**Records for this exercise:**
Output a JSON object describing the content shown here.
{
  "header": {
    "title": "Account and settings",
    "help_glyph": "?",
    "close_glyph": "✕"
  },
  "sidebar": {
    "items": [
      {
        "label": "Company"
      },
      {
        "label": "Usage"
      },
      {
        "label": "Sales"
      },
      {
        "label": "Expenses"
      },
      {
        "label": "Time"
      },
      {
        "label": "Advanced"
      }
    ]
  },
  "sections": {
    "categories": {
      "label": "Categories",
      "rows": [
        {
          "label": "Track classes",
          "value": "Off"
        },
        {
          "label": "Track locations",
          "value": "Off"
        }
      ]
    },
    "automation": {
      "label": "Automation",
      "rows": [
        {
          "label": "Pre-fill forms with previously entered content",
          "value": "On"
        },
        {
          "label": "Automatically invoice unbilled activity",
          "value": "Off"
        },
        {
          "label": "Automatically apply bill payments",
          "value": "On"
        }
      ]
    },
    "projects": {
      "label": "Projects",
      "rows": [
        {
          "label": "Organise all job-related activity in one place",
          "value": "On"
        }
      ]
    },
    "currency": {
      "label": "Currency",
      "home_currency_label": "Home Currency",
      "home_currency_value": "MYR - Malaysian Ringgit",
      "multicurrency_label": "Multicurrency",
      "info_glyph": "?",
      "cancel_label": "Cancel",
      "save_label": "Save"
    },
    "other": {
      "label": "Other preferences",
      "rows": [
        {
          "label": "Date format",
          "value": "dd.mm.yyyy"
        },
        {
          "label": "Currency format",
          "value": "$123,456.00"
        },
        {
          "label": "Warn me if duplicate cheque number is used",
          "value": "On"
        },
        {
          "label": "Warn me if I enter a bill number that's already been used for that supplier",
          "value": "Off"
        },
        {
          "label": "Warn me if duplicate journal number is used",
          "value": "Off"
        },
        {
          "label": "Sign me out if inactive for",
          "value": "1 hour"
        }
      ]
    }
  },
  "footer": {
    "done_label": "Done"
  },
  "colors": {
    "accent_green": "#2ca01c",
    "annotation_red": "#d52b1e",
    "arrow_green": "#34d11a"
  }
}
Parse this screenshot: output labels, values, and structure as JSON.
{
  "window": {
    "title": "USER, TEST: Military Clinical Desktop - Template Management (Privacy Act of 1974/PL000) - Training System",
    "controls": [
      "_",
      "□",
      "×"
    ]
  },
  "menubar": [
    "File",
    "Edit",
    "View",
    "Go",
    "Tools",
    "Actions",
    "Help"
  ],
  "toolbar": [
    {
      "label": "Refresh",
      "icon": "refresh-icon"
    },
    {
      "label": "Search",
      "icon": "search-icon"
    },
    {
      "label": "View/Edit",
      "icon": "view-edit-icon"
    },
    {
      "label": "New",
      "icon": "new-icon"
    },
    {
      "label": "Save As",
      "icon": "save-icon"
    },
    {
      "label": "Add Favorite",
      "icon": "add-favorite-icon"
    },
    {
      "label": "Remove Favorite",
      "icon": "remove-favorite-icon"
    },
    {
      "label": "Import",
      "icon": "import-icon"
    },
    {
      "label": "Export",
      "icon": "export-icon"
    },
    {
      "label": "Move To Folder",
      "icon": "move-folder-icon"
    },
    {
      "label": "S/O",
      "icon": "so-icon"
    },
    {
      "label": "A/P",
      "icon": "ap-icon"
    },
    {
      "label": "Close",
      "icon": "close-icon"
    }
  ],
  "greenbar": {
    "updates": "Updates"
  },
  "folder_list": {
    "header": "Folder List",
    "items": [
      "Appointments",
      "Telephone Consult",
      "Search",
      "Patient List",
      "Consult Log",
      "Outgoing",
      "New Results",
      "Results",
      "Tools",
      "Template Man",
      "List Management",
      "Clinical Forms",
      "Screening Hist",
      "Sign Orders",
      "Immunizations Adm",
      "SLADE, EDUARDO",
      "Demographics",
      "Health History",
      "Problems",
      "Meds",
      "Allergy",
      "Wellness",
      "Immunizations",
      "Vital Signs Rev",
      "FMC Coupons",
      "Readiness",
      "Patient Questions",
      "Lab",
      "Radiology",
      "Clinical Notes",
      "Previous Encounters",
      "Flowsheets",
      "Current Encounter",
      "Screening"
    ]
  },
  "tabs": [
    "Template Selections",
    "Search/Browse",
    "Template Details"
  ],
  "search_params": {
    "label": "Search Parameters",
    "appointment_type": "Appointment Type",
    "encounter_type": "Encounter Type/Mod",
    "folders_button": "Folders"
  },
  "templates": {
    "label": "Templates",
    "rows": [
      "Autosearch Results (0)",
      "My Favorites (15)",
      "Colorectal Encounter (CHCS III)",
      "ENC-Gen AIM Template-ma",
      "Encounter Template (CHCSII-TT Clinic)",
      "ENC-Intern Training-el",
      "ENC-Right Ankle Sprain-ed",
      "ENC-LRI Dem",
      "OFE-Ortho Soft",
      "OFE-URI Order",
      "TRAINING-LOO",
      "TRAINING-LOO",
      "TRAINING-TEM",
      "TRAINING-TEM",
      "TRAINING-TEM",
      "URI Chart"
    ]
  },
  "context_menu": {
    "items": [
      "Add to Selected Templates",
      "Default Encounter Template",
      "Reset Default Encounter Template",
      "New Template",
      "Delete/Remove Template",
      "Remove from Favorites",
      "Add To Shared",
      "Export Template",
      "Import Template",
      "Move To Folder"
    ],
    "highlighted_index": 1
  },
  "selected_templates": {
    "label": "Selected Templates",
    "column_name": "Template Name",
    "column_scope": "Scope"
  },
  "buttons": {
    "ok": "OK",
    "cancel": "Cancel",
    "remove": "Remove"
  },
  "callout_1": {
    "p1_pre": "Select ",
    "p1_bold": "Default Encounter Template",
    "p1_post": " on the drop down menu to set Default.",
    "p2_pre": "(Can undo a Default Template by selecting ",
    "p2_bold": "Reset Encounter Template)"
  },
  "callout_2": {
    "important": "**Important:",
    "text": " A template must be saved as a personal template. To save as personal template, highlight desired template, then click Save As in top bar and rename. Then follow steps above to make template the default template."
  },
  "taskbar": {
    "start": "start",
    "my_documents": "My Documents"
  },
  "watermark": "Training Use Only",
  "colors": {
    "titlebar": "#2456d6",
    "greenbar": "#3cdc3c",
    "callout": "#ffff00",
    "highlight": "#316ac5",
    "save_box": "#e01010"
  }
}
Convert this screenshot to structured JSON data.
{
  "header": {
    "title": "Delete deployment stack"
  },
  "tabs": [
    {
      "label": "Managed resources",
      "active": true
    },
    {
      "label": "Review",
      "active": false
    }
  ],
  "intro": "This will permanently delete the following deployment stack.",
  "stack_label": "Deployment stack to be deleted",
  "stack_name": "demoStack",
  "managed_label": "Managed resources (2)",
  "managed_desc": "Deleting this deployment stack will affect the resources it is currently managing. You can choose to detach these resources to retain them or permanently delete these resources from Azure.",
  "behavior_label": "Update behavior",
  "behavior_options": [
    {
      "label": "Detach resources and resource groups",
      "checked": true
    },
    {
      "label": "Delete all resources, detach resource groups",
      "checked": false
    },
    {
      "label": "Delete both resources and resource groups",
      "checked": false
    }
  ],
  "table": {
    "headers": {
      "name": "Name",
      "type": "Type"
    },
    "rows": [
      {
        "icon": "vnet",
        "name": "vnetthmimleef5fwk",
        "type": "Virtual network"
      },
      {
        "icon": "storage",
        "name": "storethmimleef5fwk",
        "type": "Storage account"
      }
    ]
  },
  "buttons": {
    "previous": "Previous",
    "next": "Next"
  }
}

**Brief:**
From the entries above, copy out every line where the string "Results" appears.

**Written reply:**
      "New Results",
      "Results",
      "Autosearch Results (0)",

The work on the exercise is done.